Reproduce the entries word for word, and omit any picture you find in them.

* _DATA SUPPLIED_:
## Begin

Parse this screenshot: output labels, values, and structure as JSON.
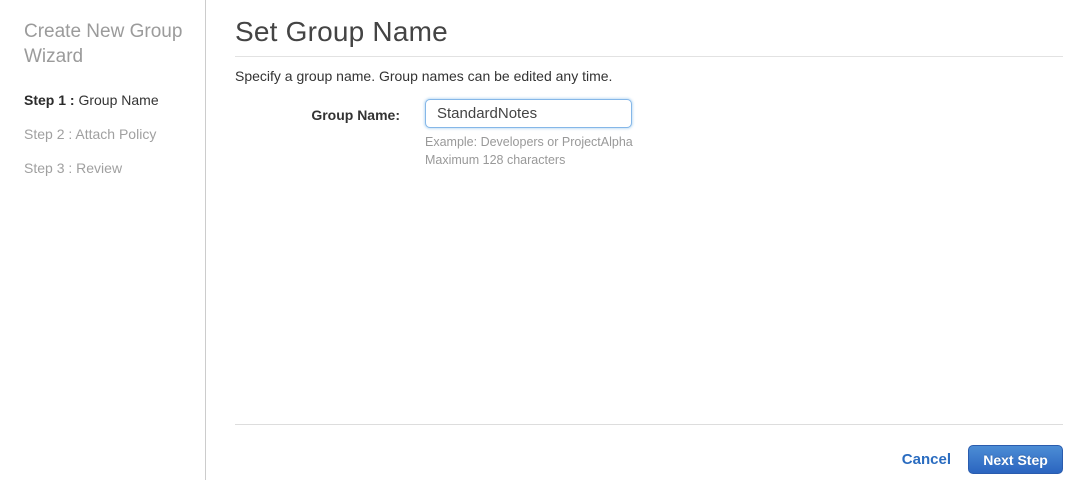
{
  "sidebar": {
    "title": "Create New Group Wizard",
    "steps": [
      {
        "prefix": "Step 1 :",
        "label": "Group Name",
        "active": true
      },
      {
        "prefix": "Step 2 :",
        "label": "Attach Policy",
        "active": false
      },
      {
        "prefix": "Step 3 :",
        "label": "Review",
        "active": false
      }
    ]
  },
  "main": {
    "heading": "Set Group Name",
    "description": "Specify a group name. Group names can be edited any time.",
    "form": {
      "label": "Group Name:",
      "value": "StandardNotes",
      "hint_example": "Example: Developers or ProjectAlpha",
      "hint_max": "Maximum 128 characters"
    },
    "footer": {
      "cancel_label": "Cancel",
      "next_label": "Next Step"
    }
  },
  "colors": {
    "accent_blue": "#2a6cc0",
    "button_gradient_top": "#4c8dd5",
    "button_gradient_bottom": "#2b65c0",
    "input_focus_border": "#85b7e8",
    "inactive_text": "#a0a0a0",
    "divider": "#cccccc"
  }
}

## End

* _SOLUTION_:
Parse this screenshot: output labels, values, and structure as JSON.
{
  "sidebar": {
    "title": "Create New Group Wizard",
    "steps": [
      {
        "prefix": "Step 1 :",
        "label": "Group Name",
        "active": true
      },
      {
        "prefix": "Step 2 :",
        "label": "Attach Policy",
        "active": false
      },
      {
        "prefix": "Step 3 :",
        "label": "Review",
        "active": false
      }
    ]
  },
  "main": {
    "heading": "Set Group Name",
    "description": "Specify a group name. Group names can be edited any time.",
    "form": {
      "label": "Group Name:",
      "value": "StandardNotes",
      "hint_example": "Example: Developers or ProjectAlpha",
      "hint_max": "Maximum 128 characters"
    },
    "footer": {
      "cancel_label": "Cancel",
      "next_label": "Next Step"
    }
  },
  "colors": {
    "accent_blue": "#2a6cc0",
    "button_gradient_top": "#4c8dd5",
    "button_gradient_bottom": "#2b65c0",
    "input_focus_border": "#85b7e8",
    "inactive_text": "#a0a0a0",
    "divider": "#cccccc"
  }
}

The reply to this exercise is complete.